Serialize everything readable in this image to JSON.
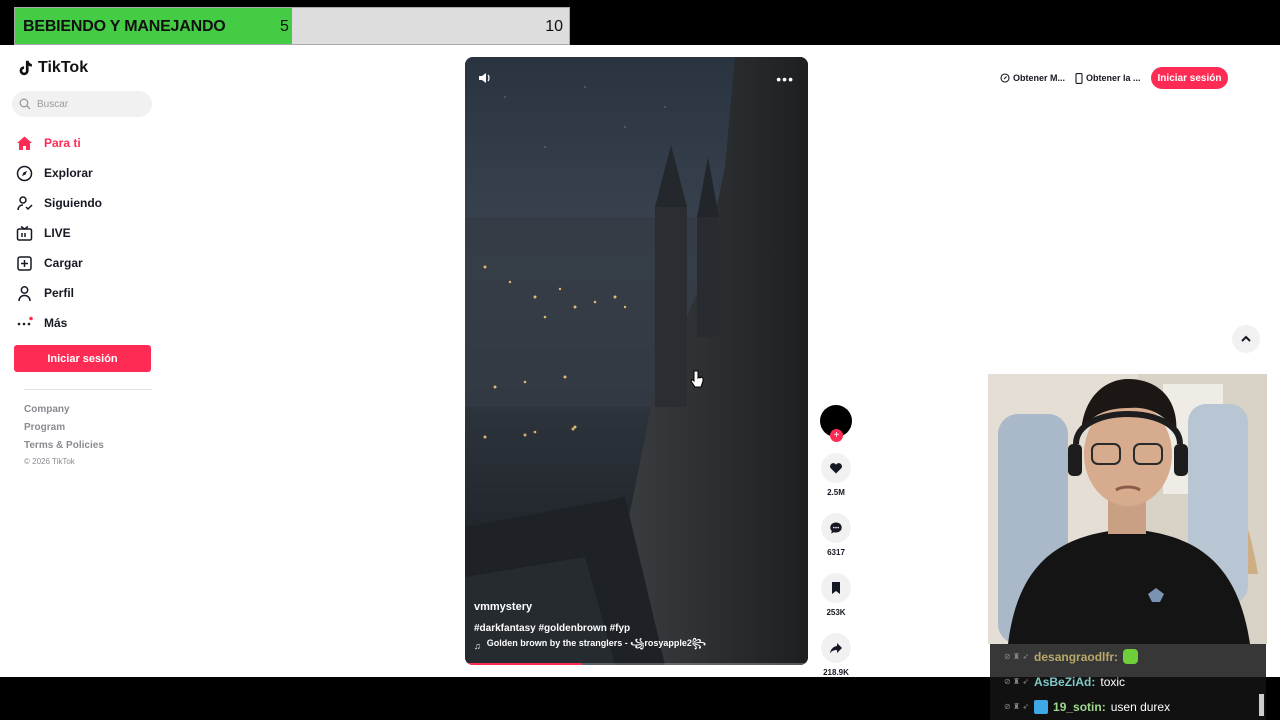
{
  "overlay": {
    "title": "BEBIENDO Y MANEJANDO",
    "current": "5",
    "target": "10",
    "progress_fraction": 0.5,
    "fill_color": "#44cc44"
  },
  "tiktok": {
    "logo_text": "TikTok",
    "search_placeholder": "Buscar",
    "nav": [
      {
        "label": "Para ti",
        "icon": "home-icon",
        "active": true
      },
      {
        "label": "Explorar",
        "icon": "compass-icon"
      },
      {
        "label": "Siguiendo",
        "icon": "following-icon"
      },
      {
        "label": "LIVE",
        "icon": "live-icon"
      },
      {
        "label": "Cargar",
        "icon": "upload-icon"
      },
      {
        "label": "Perfil",
        "icon": "profile-icon"
      },
      {
        "label": "Más",
        "icon": "more-icon"
      }
    ],
    "login_label": "Iniciar sesión",
    "footer_links": [
      "Company",
      "Program",
      "Terms & Policies"
    ],
    "copyright": "© 2026 TikTok",
    "top_right": {
      "coins": "Obtener M...",
      "app": "Obtener la ...",
      "login": "Iniciar sesión"
    },
    "accent_color": "#fe2c55"
  },
  "video": {
    "username": "vmmystery",
    "caption": "#darkfantasy #goldenbrown #fyp",
    "music": "Golden brown by the stranglers - ꧁rosyapple2꧂",
    "progress_fraction": 0.34,
    "actions": [
      {
        "icon": "heart-icon",
        "count": "2.5M"
      },
      {
        "icon": "comment-icon",
        "count": "6317"
      },
      {
        "icon": "bookmark-icon",
        "count": "253K"
      },
      {
        "icon": "share-icon",
        "count": "218.9K"
      }
    ]
  },
  "chat": [
    {
      "name": "desangraodlfr:",
      "text": "",
      "name_color": "#b8a86a",
      "emote": "frog"
    },
    {
      "name": "AsBeZiAd:",
      "text": "toxic",
      "name_color": "#7fc8c8"
    },
    {
      "name": "19_sotin:",
      "text": "usen durex",
      "name_color": "#9fd88c",
      "emote": "cube"
    }
  ]
}
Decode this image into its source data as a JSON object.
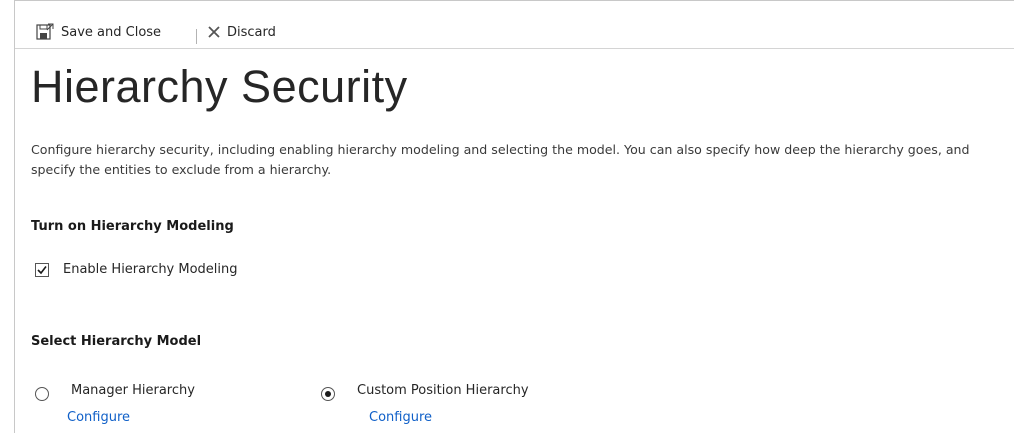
{
  "toolbar": {
    "save_close_label": "Save and Close",
    "save_icon": "save-close-icon",
    "discard_label": "Discard",
    "discard_icon": "discard-x-icon"
  },
  "page": {
    "title": "Hierarchy Security",
    "description": "Configure hierarchy security, including enabling hierarchy modeling and selecting the model. You can also specify how deep the hierarchy goes, and specify the entities to exclude from a hierarchy."
  },
  "modeling": {
    "heading": "Turn on Hierarchy Modeling",
    "enable_label": "Enable Hierarchy Modeling",
    "enable_checked": true
  },
  "model": {
    "heading": "Select Hierarchy Model",
    "options": [
      {
        "label": "Manager Hierarchy",
        "selected": false,
        "configure_label": "Configure"
      },
      {
        "label": "Custom Position Hierarchy",
        "selected": true,
        "configure_label": "Configure"
      }
    ]
  },
  "colors": {
    "link": "#1060c8",
    "text": "#262626",
    "border": "#c8c8c8"
  }
}
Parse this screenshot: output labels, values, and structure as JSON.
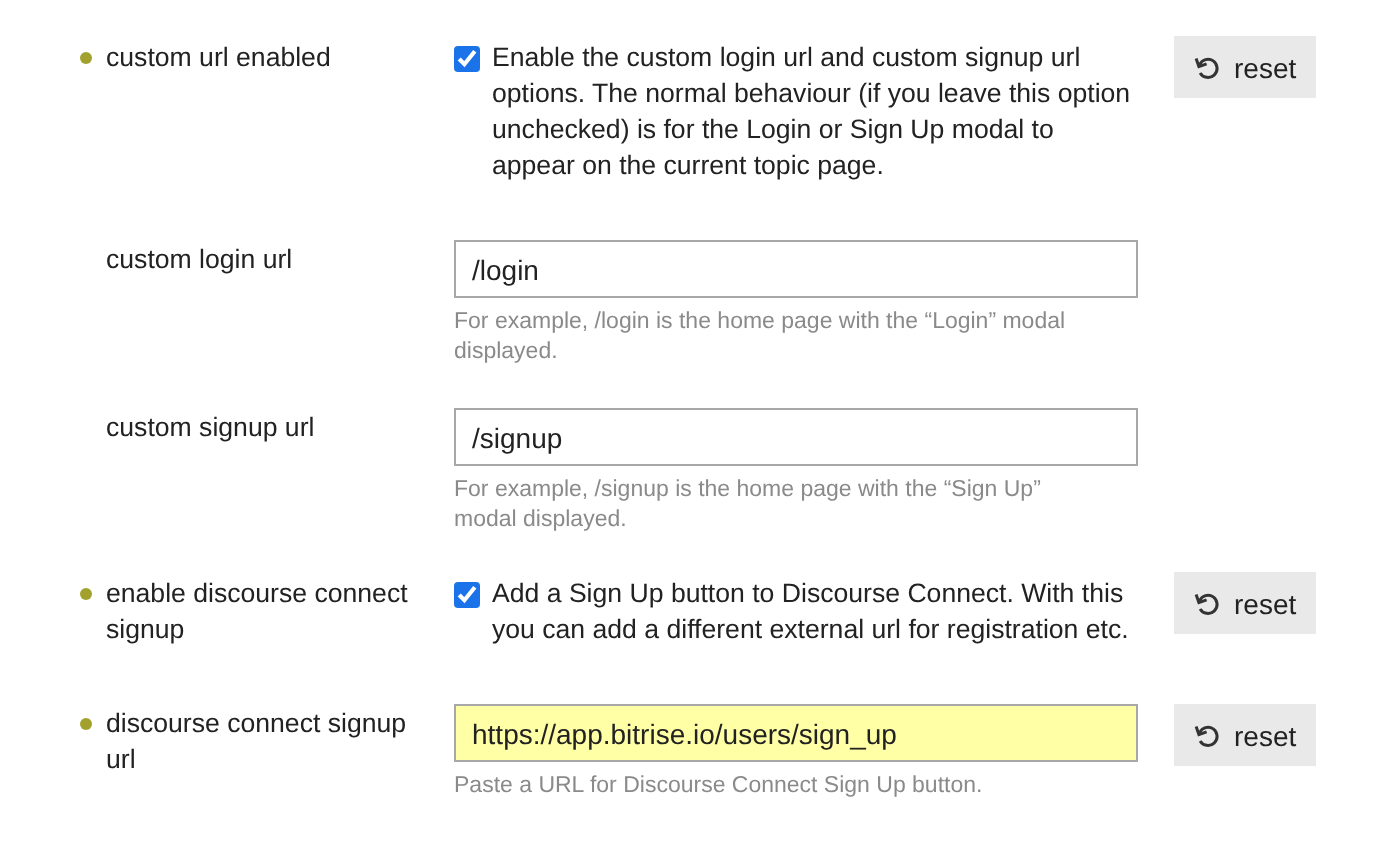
{
  "settings": [
    {
      "kind": "checkbox",
      "label": "custom url enabled",
      "modified": true,
      "checked": true,
      "description": "Enable the custom login url and custom signup url options. The normal behaviour (if you leave this option unchecked) is for the Login or Sign Up modal to appear on the current topic page.",
      "reset": "reset"
    },
    {
      "kind": "text",
      "label": "custom login url",
      "modified": false,
      "value": "/login",
      "highlighted": false,
      "hint": "For example, /login is the home page with the “Login” modal displayed."
    },
    {
      "kind": "text",
      "label": "custom signup url",
      "modified": false,
      "value": "/signup",
      "highlighted": false,
      "hint": "For example, /signup is the home page with the “Sign Up” modal displayed."
    },
    {
      "kind": "checkbox",
      "label": "enable discourse connect signup",
      "modified": true,
      "checked": true,
      "description": "Add a Sign Up button to Discourse Connect. With this you can add a different external url for registration etc.",
      "reset": "reset"
    },
    {
      "kind": "text",
      "label": "discourse connect signup url",
      "modified": true,
      "value": "https://app.bitrise.io/users/sign_up",
      "highlighted": true,
      "hint": "Paste a URL for Discourse Connect Sign Up button.",
      "reset": "reset"
    }
  ]
}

Exercise goal: Return each full line of the entries that contains the word "count".

Solution for this exercise:
        "count": "2.5M"
        "count": "6317"
        "count": "253K"
        "count": "218.9K"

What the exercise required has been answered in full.